What the task asks -
Copy every line from the start of the items below down to and including the line that contains "boot-kit-subframe-right [352, 977, 570, 1087]". Leave each line unchanged.

The data -
- - - -

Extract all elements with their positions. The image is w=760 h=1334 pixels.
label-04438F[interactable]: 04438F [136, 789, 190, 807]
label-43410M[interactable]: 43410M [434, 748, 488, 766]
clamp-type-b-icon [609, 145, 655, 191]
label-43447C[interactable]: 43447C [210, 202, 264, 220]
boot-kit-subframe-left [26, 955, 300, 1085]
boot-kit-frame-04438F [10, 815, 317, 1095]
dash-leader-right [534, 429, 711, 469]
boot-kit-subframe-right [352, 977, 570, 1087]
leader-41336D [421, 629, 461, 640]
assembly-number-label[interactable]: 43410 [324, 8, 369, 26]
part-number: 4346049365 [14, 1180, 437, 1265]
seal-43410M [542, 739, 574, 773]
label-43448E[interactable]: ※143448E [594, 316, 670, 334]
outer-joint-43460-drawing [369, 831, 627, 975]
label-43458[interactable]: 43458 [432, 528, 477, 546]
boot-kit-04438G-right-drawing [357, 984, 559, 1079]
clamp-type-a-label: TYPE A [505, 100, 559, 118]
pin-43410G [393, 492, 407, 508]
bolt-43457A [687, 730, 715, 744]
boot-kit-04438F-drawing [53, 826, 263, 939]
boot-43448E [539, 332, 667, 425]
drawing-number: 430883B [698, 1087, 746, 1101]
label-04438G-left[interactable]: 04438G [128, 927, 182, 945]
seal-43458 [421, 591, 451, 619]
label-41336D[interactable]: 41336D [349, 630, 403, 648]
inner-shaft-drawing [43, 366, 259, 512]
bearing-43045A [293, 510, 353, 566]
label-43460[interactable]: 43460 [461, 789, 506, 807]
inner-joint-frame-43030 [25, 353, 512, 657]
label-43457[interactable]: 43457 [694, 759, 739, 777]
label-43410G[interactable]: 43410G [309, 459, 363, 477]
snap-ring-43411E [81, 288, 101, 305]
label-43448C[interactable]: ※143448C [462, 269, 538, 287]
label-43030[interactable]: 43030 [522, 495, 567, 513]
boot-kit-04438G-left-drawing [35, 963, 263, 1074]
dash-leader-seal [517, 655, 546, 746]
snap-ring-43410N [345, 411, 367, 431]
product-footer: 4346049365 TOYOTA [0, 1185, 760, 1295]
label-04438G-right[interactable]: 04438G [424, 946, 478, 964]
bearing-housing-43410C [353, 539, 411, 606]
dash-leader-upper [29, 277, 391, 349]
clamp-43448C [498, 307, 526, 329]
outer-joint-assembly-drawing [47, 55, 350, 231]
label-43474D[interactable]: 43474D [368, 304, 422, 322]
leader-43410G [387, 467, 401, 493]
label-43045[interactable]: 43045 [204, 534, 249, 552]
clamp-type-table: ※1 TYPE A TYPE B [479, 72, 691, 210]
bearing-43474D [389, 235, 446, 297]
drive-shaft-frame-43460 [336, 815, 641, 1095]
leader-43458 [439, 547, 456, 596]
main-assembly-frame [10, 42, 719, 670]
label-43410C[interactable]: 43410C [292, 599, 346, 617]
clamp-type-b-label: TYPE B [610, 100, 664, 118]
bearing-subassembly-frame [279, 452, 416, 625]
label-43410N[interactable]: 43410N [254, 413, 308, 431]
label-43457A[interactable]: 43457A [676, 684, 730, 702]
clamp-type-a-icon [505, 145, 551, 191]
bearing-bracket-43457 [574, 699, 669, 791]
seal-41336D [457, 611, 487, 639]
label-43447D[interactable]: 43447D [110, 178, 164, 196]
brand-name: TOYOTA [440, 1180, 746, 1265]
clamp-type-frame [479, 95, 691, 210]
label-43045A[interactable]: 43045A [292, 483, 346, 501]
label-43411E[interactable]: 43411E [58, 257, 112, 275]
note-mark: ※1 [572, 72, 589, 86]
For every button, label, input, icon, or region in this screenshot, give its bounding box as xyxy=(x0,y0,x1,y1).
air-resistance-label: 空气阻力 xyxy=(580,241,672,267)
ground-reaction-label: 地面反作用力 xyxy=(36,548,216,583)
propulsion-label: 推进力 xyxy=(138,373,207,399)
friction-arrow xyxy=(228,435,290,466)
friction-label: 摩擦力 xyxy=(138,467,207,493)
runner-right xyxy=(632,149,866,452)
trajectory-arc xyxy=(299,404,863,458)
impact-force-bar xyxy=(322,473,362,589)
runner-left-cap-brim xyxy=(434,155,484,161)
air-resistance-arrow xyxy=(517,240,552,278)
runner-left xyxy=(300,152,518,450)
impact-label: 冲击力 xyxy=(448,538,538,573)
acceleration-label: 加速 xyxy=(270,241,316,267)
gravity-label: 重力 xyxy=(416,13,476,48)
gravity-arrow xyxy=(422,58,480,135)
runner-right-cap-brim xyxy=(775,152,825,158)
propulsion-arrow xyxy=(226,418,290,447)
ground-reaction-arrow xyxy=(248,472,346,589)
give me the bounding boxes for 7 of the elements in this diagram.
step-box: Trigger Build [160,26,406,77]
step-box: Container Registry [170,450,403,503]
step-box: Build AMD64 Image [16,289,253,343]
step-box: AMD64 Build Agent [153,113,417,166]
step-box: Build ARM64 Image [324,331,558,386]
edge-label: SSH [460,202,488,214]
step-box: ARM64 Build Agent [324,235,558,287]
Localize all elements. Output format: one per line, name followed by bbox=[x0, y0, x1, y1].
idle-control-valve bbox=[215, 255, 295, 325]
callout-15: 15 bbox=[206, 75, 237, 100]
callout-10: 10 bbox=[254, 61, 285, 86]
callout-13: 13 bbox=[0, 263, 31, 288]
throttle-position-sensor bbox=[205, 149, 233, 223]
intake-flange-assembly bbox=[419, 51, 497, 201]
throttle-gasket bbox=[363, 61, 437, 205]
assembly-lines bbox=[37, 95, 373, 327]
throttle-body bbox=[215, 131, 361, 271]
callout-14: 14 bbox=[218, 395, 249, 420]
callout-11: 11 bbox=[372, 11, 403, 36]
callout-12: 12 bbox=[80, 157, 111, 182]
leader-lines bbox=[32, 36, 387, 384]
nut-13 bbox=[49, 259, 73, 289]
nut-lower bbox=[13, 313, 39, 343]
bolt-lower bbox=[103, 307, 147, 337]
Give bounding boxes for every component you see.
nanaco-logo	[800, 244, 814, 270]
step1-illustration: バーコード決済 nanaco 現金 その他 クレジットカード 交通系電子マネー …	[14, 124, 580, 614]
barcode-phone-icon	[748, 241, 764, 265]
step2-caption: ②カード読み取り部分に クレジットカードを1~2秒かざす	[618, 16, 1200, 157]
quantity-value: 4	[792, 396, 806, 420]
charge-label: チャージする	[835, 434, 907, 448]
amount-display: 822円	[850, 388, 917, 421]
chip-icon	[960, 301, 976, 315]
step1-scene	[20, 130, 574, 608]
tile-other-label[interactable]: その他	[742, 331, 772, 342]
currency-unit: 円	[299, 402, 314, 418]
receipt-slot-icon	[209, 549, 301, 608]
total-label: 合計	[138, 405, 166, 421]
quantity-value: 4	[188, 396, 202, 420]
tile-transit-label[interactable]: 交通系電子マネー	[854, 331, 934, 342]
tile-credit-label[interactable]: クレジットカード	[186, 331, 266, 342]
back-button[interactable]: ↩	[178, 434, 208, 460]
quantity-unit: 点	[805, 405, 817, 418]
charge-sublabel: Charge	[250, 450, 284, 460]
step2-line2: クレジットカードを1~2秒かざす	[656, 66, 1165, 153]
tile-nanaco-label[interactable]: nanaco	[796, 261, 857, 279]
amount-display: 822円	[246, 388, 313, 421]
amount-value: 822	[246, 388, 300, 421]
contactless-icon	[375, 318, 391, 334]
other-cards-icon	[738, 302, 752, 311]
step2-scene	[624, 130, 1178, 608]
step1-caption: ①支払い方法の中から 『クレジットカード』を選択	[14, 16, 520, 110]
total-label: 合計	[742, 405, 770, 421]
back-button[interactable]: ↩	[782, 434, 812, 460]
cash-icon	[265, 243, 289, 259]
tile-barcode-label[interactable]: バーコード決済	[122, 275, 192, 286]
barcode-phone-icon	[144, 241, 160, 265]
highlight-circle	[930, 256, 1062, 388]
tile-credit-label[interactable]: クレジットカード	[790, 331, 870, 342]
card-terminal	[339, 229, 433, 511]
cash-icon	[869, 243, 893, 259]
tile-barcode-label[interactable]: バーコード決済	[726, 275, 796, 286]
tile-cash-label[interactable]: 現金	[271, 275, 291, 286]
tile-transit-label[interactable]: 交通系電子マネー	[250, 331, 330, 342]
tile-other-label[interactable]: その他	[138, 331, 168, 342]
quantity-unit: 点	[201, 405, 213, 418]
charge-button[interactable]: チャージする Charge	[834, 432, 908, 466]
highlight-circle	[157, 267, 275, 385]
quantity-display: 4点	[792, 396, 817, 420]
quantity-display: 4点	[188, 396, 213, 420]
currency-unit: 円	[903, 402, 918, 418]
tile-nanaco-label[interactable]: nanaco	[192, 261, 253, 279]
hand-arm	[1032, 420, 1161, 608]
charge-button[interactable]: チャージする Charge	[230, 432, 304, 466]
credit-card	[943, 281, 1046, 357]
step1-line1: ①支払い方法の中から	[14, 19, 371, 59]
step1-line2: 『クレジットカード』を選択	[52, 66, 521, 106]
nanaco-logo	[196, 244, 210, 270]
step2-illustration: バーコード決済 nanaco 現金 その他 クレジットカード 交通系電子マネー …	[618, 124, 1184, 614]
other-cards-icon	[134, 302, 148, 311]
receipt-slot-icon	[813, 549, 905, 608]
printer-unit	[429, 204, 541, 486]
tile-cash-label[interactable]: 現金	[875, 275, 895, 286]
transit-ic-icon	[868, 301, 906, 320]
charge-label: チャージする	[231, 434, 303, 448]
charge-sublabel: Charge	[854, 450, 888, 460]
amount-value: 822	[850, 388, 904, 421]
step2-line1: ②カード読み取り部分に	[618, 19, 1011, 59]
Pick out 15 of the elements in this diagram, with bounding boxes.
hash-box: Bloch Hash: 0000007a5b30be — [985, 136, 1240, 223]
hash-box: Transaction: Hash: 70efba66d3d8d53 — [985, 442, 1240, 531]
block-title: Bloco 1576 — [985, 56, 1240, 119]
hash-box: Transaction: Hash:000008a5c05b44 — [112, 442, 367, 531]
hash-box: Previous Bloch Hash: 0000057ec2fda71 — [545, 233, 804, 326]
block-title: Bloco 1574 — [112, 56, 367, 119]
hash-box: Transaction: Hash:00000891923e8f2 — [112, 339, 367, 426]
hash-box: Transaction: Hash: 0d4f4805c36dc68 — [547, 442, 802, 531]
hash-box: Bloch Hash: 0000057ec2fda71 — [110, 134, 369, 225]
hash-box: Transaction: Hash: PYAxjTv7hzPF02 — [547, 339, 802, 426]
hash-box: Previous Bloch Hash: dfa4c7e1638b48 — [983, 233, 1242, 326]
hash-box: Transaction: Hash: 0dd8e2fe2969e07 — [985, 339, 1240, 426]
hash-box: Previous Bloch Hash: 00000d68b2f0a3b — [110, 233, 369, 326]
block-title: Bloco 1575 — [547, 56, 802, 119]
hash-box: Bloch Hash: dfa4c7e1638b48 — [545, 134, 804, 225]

- - - -

Reply -
Extract all elements with their positions. The image is w=760 h=1334 pixels.
label-04438F[interactable]: 04438F [136, 789, 190, 807]
label-43410M[interactable]: 43410M [434, 748, 488, 766]
clamp-type-b-icon [609, 145, 655, 191]
label-43447C[interactable]: 43447C [210, 202, 264, 220]
boot-kit-subframe-left [26, 955, 300, 1085]
boot-kit-frame-04438F [10, 815, 317, 1095]
dash-leader-right [534, 429, 711, 469]
boot-kit-subframe-right [352, 977, 570, 1087]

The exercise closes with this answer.